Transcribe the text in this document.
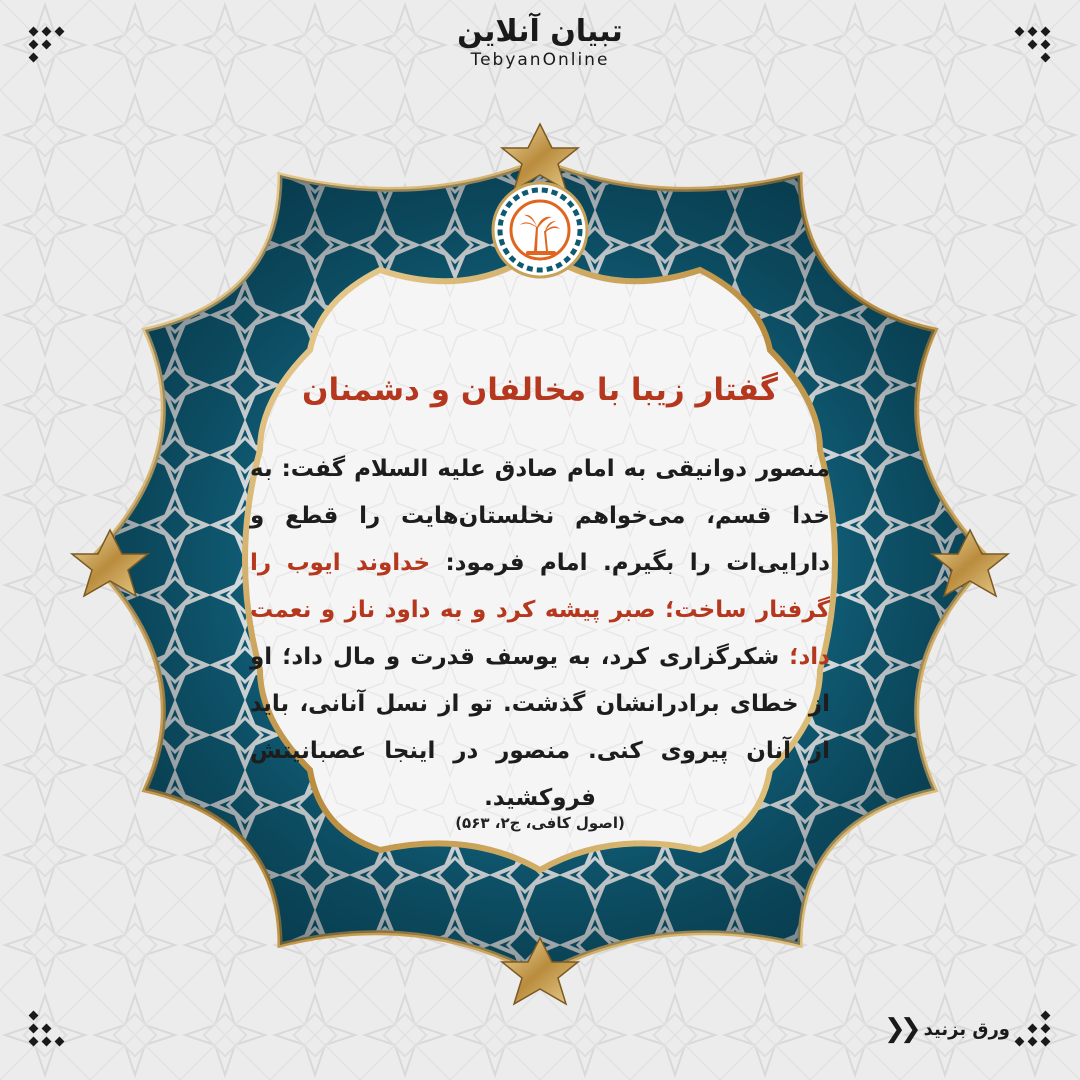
تبیان آنلاین
TebyanOnline
گفتار زیبا با مخالفان و دشمنان
منصور دوانیقی به امام صادق علیه السلام گفت: به خدا قسم، می‌خواهم نخلستان‌هایت را قطع و دارایی‌ات را بگیرم. امام فرمود: خداوند ایوب را گرفتار ساخت؛ صبر پیشه کرد و به داود ناز و نعمت داد؛ شکرگزاری کرد، به یوسف قدرت و مال داد؛ او از خطای برادرانشان گذشت. تو از نسل آنانی، باید از آنان پیروی کنی. منصور در اینجا عصبانیتش فروکشید.
(اصول کافی، ج۲، ۵۶۳)
ورق بزنید
❮❮
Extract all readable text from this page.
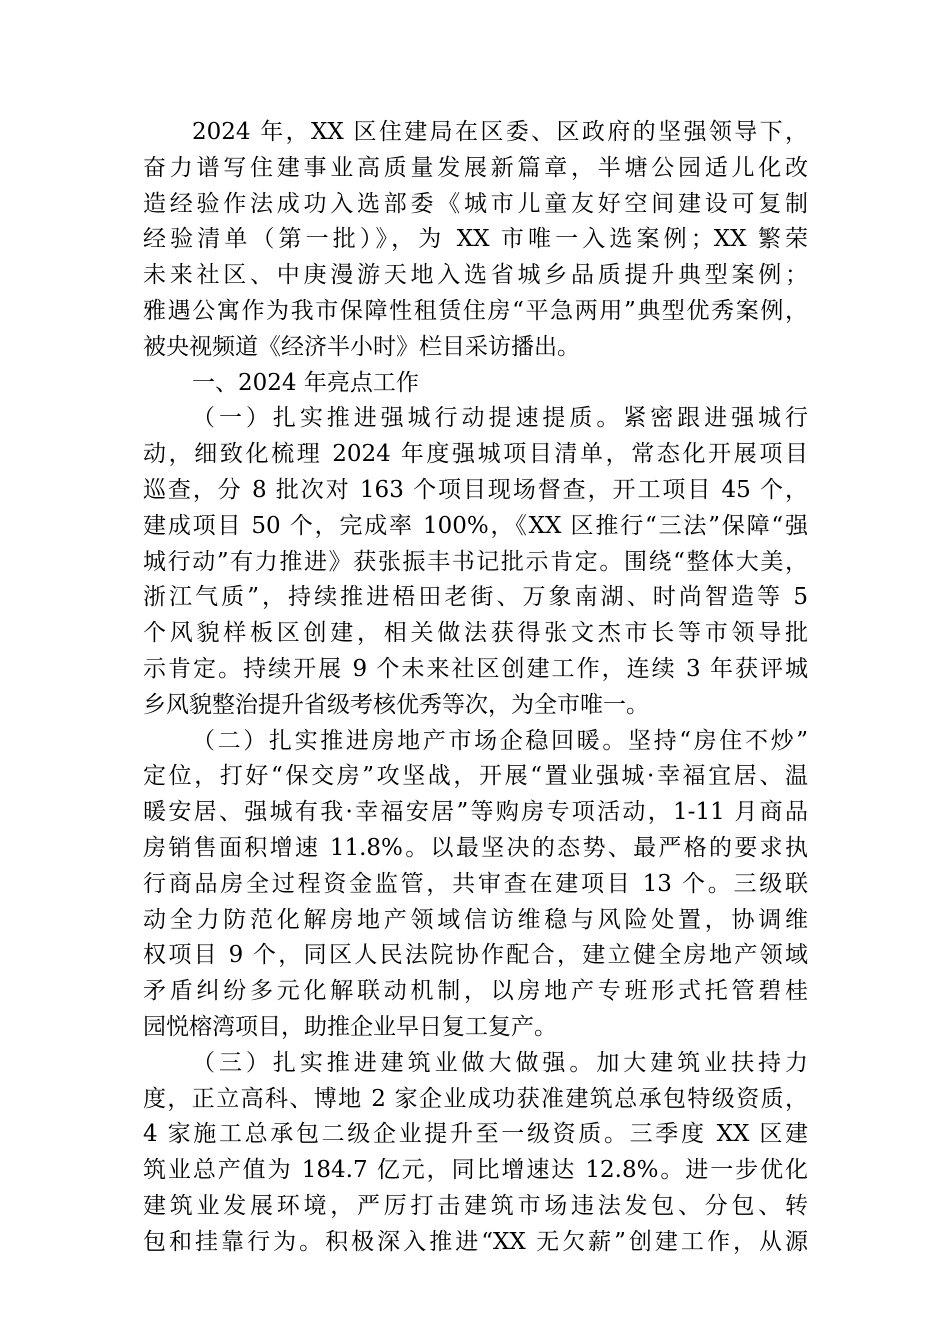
2024 年，XX 区住建局在区委、区政府的坚强领导下，
奋力谱写住建事业高质量发展新篇章，半塘公园适儿化改
造经验作法成功入选部委《城市儿童友好空间建设可复制
经验清单（第一批）》，为 XX 市唯一入选案例；XX 繁荣
未来社区、中庚漫游天地入选省城乡品质提升典型案例；
雅遇公寓作为我市保障性租赁住房“平急两用”典型优秀案例，
被央视频道《经济半小时》栏目采访播出。
一、2024 年亮点工作
（一）扎实推进强城行动提速提质。紧密跟进强城行
动，细致化梳理 2024 年度强城项目清单，常态化开展项目
巡查，分 8 批次对 163 个项目现场督查，开工项目 45 个，
建成项目 50 个，完成率 100%，《XX 区推行“三法”保障“强
城行动”有力推进》获张振丰书记批示肯定。围绕“整体大美，
浙江气质”，持续推进梧田老街、万象南湖、时尚智造等 5
个风貌样板区创建，相关做法获得张文杰市长等市领导批
示肯定。持续开展 9 个未来社区创建工作，连续 3 年获评城
乡风貌整治提升省级考核优秀等次，为全市唯一。
（二）扎实推进房地产市场企稳回暖。坚持“房住不炒”
定位，打好“保交房”攻坚战，开展“置业强城·幸福宜居、温
暖安居、强城有我·幸福安居”等购房专项活动，1-11 月商品
房销售面积增速 11.8%。以最坚决的态势、最严格的要求执
行商品房全过程资金监管，共审查在建项目 13 个。三级联
动全力防范化解房地产领域信访维稳与风险处置，协调维
权项目 9 个，同区人民法院协作配合，建立健全房地产领域
矛盾纠纷多元化解联动机制，以房地产专班形式托管碧桂
园悦榕湾项目，助推企业早日复工复产。
（三）扎实推进建筑业做大做强。加大建筑业扶持力
度，正立高科、博地 2 家企业成功获准建筑总承包特级资质，
4 家施工总承包二级企业提升至一级资质。三季度 XX 区建
筑业总产值为 184.7 亿元，同比增速达 12.8%。进一步优化
建筑业发展环境，严厉打击建筑市场违法发包、分包、转
包和挂靠行为。积极深入推进“XX 无欠薪”创建工作，从源
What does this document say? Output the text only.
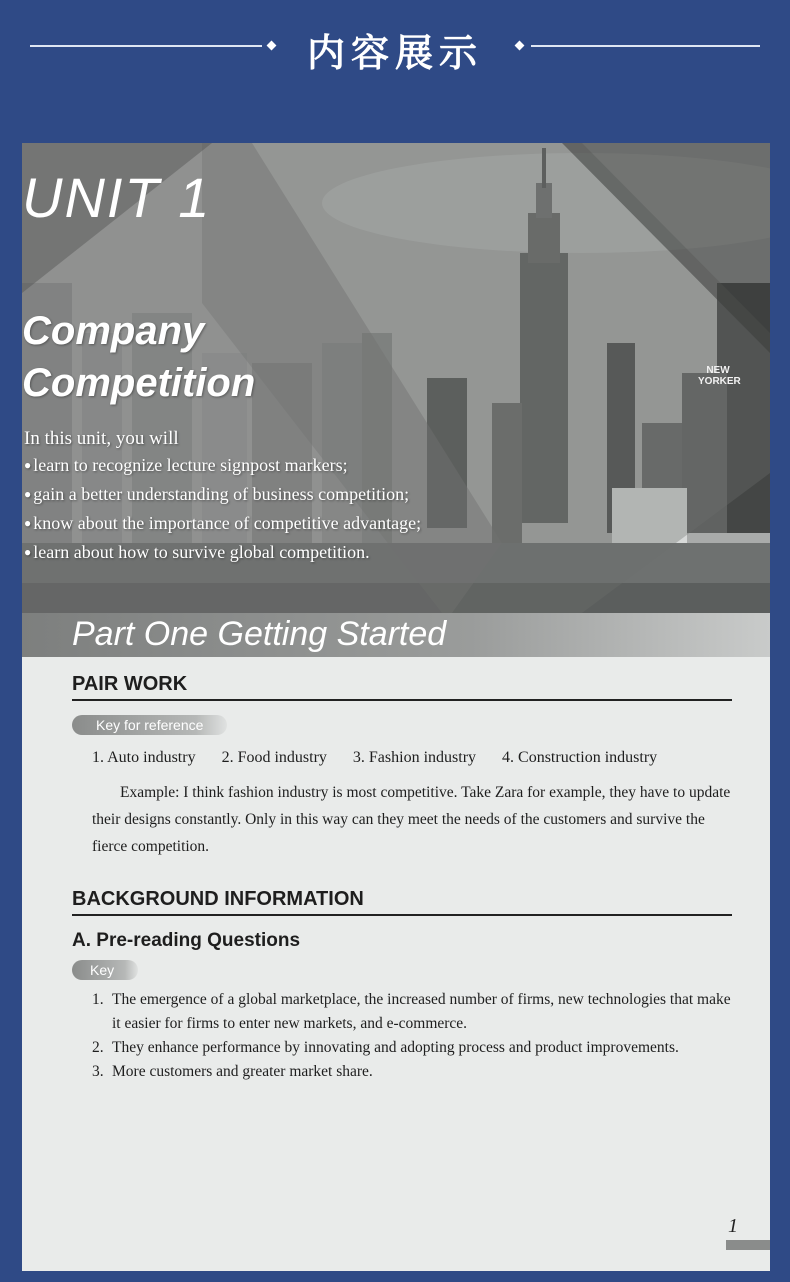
内容展示
NEW YORKER
UNIT 1
Company
Competition
In this unit, you will
● learn to recognize lecture signpost markers;
● gain a better understanding of business competition;
● know about the importance of competitive advantage;
● learn about how to survive global competition.
Part One Getting Started
PAIR WORK
Key for reference
1. Auto industry 2. Food industry 3. Fashion industry 4. Construction industry
Example: I think fashion industry is most competitive. Take Zara for example, they have to update their designs constantly. Only in this way can they meet the needs of the customers and survive the fierce competition.
BACKGROUND INFORMATION
A. Pre-reading Questions
Key
1. The emergence of a global marketplace, the increased number of firms, new technologies that make it easier for firms to enter new markets, and e-commerce.
2. They enhance performance by innovating and adopting process and product improvements.
3. More customers and greater market share.
1
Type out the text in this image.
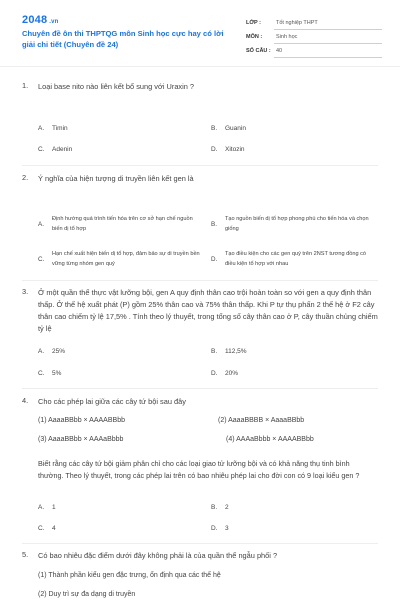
2048 .vn
Chuyên đề ôn thi THPTQG môn Sinh học cực hay có lời giải chi tiết (Chuyên đề 24)
LỚP :	Tốt nghiệp THPT
MÔN :	Sinh học
SỐ CÂU : 40
1. Loại base nito nào liên kết bổ sung với Uraxin ?
A. Timin	B. Guanin
C. Adenin	D. Xitozin
2. Ý nghĩa của hiện tượng di truyền liên kết gen là
A.
Định hướng quá trình tiến hóa trên cơ sở hạn chế nguồn biến dị tổ hợp
B.
Tạo nguồn biến dị tổ hợp phong phú cho tiến hóa và chọn giống
C.
Hạn chế xuất hiện biến dị tổ hợp, đảm bảo sự di truyền bền vững từng nhóm gen quý
D.
Tạo điều kiện cho các gen quý trên 2NST tương đồng có điều kiện tổ hợp với nhau
3. Ở một quần thể thực vật lưỡng bội, gen A quy định thân cao trội hoàn toàn so với gen a quy định thân thấp. Ở thế hệ xuất phát (P) gồm 25% thân cao và 75% thân thấp. Khi P tự thụ phấn 2 thế hệ ở F2 cây thân cao chiếm tỷ lệ 17,5% . Tính theo lý thuyết, trong tổng số cây thân cao ở P, cây thuần chủng chiếm tỷ lệ
A. 25%	B. 112,5%
C. 5%	D. 20%
4. Cho các phép lai giữa các cây tứ bội sau đây
(1) AaaaBBbb × AAAABBbb	(2) AaaaBBBB × AaaaBBbb
(3) AaaaBBbb × AAAaBbbb	(4) AAAaBbbb × AAAABBbb
Biết rằng các cây tứ bội giảm phân chỉ cho các loại giao tử lưỡng bội và có khả năng thụ tinh bình thường. Theo lý thuyết, trong các phép lai trên có bao nhiêu phép lai cho đời con có 9 loại kiểu gen ?
A. 1	B. 2
C. 4	D. 3
5. Có bao nhiêu đặc điểm dưới đây không phải là của quần thể ngẫu phối ?
(1) Thành phần kiểu gen đặc trưng, ổn định qua các thế hệ
(2) Duy trì sự đa dạng di truyền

- DIRECTIONS: Look through the entries above and list every line containing "text".

- SOLUTION:
Transcribe the text in this document.
Extract all readable text from this page.
What does this document say? Output the text only.
Type out the text in this image.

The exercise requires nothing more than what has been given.